§ **What the task asks**:
Duplicate the lines between the one holding "teaser-title[interactable]: 5 самых" and the one holding "teaser-text: Отраслевые организации", inclusive, keeping each of them unchanged.

§ **Supplied material**:
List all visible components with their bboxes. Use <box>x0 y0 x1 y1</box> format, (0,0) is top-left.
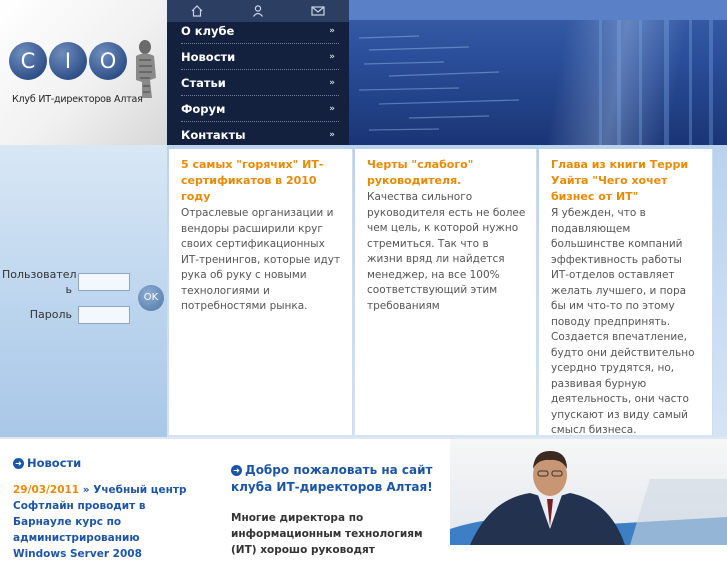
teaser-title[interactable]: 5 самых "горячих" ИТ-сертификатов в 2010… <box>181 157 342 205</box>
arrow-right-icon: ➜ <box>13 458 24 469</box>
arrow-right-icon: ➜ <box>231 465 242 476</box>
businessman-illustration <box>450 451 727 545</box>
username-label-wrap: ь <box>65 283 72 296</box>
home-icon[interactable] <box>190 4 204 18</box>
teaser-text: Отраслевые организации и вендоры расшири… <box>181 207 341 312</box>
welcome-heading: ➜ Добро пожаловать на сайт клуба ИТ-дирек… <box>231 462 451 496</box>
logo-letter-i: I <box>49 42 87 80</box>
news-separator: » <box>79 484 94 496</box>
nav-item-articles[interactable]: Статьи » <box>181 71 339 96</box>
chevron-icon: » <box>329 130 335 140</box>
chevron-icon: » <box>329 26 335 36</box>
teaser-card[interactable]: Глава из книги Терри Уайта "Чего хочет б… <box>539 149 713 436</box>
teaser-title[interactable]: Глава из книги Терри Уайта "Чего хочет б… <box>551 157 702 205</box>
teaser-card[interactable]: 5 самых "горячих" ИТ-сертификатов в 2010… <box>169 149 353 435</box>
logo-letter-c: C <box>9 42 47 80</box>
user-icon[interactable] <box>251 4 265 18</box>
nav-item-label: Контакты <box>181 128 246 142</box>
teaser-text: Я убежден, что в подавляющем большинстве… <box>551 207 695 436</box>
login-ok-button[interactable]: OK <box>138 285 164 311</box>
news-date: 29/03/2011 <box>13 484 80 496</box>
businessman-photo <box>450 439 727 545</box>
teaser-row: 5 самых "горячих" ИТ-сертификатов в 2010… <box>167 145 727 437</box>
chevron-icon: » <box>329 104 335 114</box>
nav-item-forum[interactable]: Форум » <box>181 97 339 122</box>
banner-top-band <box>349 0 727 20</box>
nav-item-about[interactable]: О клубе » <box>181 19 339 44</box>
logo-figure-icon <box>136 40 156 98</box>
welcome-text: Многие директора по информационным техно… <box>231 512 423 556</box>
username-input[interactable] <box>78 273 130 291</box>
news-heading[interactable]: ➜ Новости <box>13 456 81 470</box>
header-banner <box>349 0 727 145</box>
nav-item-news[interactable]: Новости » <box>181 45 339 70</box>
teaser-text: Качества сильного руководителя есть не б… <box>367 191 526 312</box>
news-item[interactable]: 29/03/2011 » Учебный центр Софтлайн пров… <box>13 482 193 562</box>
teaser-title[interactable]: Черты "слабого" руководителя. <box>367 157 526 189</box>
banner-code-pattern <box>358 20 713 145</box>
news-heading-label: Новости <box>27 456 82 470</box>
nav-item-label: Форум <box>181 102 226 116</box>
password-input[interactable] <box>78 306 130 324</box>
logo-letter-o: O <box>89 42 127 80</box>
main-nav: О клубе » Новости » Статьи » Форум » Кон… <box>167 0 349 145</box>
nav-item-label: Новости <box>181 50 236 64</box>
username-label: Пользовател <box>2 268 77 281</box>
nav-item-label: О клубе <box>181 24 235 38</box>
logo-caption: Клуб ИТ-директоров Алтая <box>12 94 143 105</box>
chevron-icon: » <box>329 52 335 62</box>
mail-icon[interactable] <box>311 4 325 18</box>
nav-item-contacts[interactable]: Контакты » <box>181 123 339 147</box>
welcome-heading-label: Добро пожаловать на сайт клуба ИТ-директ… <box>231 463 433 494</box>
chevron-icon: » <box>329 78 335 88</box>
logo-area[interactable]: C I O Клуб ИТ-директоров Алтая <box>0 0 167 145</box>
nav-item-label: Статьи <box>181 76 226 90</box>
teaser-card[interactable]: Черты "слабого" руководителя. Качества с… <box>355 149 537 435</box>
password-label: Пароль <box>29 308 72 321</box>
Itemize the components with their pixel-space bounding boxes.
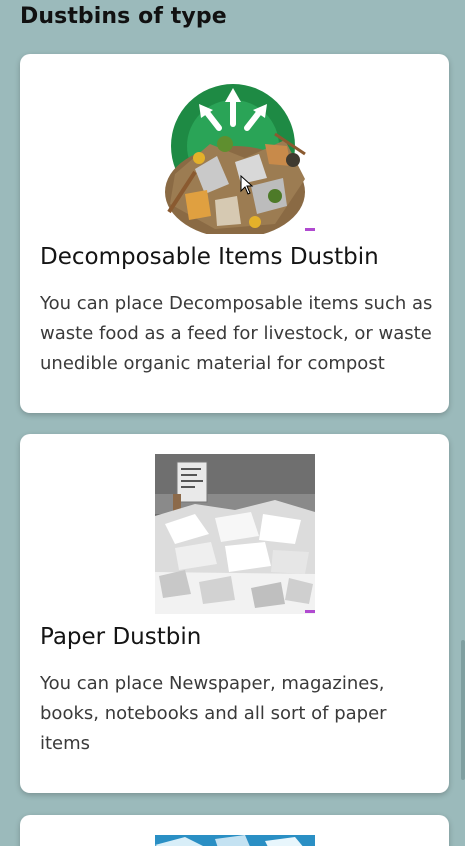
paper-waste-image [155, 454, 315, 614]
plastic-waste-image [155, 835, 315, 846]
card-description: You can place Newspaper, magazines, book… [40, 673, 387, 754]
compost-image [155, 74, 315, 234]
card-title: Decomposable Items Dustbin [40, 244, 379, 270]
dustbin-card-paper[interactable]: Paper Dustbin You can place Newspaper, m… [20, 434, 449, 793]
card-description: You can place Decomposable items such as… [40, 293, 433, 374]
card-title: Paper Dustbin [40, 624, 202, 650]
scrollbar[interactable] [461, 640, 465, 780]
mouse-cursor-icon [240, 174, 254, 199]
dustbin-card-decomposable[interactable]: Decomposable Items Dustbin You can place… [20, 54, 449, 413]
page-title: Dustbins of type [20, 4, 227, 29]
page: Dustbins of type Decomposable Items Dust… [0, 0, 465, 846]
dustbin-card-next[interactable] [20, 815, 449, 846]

...

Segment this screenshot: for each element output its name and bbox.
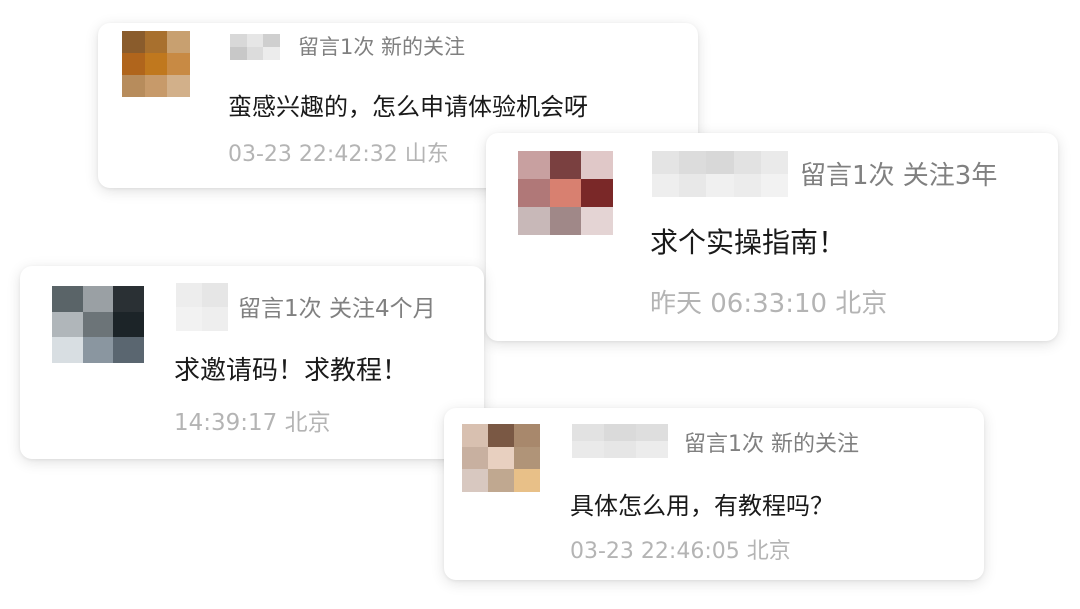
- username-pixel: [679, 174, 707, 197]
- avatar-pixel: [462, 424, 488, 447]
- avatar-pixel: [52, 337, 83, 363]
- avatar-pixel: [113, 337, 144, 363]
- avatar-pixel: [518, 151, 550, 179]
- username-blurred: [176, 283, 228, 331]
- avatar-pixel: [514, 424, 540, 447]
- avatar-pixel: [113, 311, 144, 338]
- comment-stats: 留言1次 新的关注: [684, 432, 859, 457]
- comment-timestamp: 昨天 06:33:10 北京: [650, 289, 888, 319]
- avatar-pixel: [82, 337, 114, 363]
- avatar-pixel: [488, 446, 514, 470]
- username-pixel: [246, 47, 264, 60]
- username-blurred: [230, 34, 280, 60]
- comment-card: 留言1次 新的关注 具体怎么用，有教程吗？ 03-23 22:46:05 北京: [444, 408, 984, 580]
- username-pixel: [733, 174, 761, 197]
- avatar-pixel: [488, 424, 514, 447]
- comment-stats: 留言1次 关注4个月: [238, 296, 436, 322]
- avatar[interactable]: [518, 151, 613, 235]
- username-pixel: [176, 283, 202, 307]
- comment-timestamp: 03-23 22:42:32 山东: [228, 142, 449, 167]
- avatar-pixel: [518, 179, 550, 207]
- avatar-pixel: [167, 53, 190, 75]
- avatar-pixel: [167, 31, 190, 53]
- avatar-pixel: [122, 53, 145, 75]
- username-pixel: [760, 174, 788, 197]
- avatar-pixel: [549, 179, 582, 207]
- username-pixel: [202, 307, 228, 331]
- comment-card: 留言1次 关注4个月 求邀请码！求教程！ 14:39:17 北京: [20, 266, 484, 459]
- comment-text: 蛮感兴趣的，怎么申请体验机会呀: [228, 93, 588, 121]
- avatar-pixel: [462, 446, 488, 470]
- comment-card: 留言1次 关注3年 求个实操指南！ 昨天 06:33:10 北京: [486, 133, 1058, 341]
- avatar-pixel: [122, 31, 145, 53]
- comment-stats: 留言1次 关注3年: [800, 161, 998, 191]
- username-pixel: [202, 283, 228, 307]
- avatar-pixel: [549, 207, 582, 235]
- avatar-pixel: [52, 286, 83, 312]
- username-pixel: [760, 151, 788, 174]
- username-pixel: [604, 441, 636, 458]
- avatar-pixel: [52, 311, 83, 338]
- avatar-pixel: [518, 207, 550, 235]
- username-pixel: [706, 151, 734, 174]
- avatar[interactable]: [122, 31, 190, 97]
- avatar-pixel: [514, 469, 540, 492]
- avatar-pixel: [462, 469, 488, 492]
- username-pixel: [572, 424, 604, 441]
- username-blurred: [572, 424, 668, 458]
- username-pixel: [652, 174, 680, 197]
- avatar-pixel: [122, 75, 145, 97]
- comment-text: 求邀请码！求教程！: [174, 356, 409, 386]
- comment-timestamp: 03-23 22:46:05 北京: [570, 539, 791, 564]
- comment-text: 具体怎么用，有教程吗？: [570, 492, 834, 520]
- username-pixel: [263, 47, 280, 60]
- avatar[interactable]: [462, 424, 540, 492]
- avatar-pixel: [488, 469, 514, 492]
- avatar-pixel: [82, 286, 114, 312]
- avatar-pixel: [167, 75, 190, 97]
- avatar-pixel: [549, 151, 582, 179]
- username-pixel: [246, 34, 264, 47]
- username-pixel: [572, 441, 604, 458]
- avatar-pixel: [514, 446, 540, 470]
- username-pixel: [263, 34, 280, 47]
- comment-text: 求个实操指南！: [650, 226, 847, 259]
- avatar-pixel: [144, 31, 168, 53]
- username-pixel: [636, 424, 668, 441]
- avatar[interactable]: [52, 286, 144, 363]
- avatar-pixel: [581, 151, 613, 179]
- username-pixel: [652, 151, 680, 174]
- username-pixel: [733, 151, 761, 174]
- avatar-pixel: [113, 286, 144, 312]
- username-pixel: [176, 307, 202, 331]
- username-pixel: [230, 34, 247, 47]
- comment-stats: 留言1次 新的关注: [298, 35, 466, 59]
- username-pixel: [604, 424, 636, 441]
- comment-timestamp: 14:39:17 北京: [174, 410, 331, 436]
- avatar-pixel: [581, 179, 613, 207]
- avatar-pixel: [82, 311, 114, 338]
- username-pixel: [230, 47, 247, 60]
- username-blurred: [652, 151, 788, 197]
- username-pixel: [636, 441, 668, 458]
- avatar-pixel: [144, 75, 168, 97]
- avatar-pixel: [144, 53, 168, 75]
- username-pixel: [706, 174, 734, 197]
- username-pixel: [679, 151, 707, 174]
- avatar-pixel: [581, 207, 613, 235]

§ **Result below**:
teaser-title[interactable]: 5 самых "горячих" ИТ-сертификатов в 2010… <box>181 157 342 205</box>
arrow-right-icon: ➜ <box>13 458 24 469</box>
arrow-right-icon: ➜ <box>231 465 242 476</box>
businessman-illustration <box>450 451 727 545</box>
username-label-wrap: ь <box>65 283 72 296</box>
home-icon[interactable] <box>190 4 204 18</box>
teaser-text: Отраслевые организации и вендоры расшири… <box>181 207 341 312</box>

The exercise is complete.